Required task: The records below must be transcribed exactly. Do not include the pictures.

Exercise materials:
-*-
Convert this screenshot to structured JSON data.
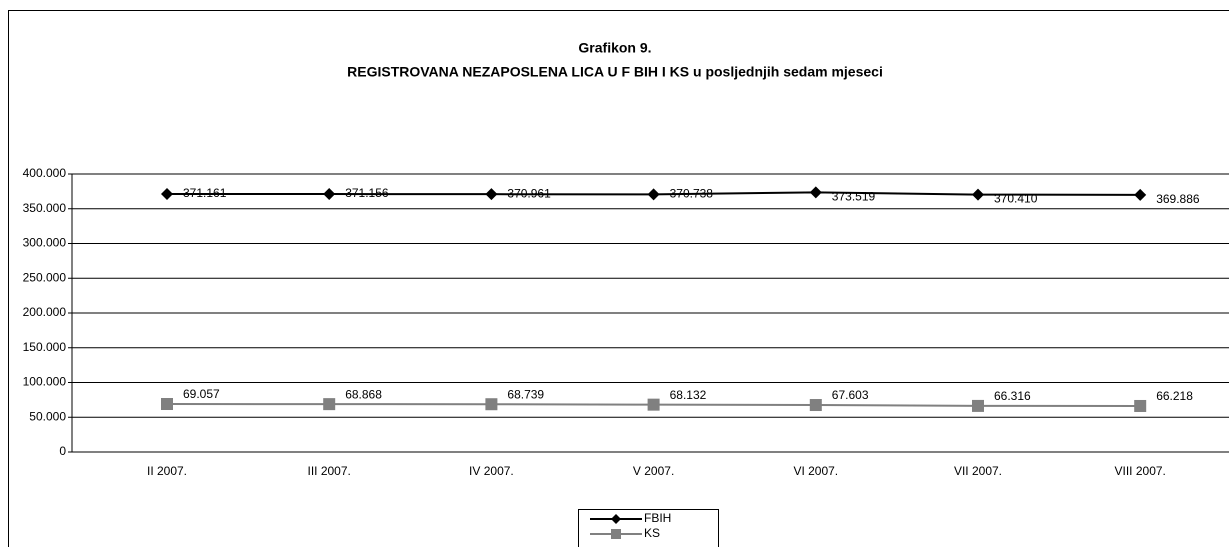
{
  "chart_data": {
    "type": "line",
    "title": "Grafikon 9.",
    "subtitle": "REGISTROVANA NEZAPOSLENA LICA U F BIH I KS u posljednjih sedam mjeseci",
    "categories": [
      "II 2007.",
      "III 2007.",
      "IV 2007.",
      "V 2007.",
      "VI 2007.",
      "VII 2007.",
      "VIII 2007."
    ],
    "series": [
      {
        "name": "FBIH",
        "color": "#000000",
        "marker": "diamond",
        "values": [
          371161,
          371156,
          370961,
          370738,
          373519,
          370410,
          369886
        ],
        "value_labels": [
          "371.161",
          "371.156",
          "370.961",
          "370.738",
          "373.519",
          "370.410",
          "369.886"
        ]
      },
      {
        "name": "KS",
        "color": "#808080",
        "marker": "square",
        "values": [
          69057,
          68868,
          68739,
          68132,
          67603,
          66316,
          66218
        ],
        "value_labels": [
          "69.057",
          "68.868",
          "68.739",
          "68.132",
          "67.603",
          "66.316",
          "66.218"
        ]
      }
    ],
    "ylim": [
      0,
      400000
    ],
    "yticks": [
      0,
      {
        "value": 50000,
        "label": "50.000"
      },
      {
        "value": 100000,
        "label": "100.000"
      },
      {
        "value": 150000,
        "label": "150.000"
      },
      {
        "value": 200000,
        "label": "200.000"
      },
      {
        "value": 250000,
        "label": "250.000"
      },
      {
        "value": 300000,
        "label": "300.000"
      },
      {
        "value": 350000,
        "label": "350.000"
      },
      {
        "value": 400000,
        "label": "400.000"
      }
    ],
    "grid": true,
    "legend": "bottom"
  }
}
-*-
Finished answer:
Convert this screenshot to structured JSON data.
{
  "chart_data": {
    "type": "line",
    "title": "Grafikon 9.",
    "subtitle": "REGISTROVANA NEZAPOSLENA LICA U F BIH I KS u posljednjih sedam mjeseci",
    "categories": [
      "II 2007.",
      "III 2007.",
      "IV 2007.",
      "V 2007.",
      "VI 2007.",
      "VII 2007.",
      "VIII 2007."
    ],
    "series": [
      {
        "name": "FBIH",
        "color": "#000000",
        "marker": "diamond",
        "values": [
          371161,
          371156,
          370961,
          370738,
          373519,
          370410,
          369886
        ],
        "value_labels": [
          "371.161",
          "371.156",
          "370.961",
          "370.738",
          "373.519",
          "370.410",
          "369.886"
        ]
      },
      {
        "name": "KS",
        "color": "#808080",
        "marker": "square",
        "values": [
          69057,
          68868,
          68739,
          68132,
          67603,
          66316,
          66218
        ],
        "value_labels": [
          "69.057",
          "68.868",
          "68.739",
          "68.132",
          "67.603",
          "66.316",
          "66.218"
        ]
      }
    ],
    "ylim": [
      0,
      400000
    ],
    "yticks": [
      0,
      {
        "value": 50000,
        "label": "50.000"
      },
      {
        "value": 100000,
        "label": "100.000"
      },
      {
        "value": 150000,
        "label": "150.000"
      },
      {
        "value": 200000,
        "label": "200.000"
      },
      {
        "value": 250000,
        "label": "250.000"
      },
      {
        "value": 300000,
        "label": "300.000"
      },
      {
        "value": 350000,
        "label": "350.000"
      },
      {
        "value": 400000,
        "label": "400.000"
      }
    ],
    "grid": true,
    "legend": "bottom"
  }
}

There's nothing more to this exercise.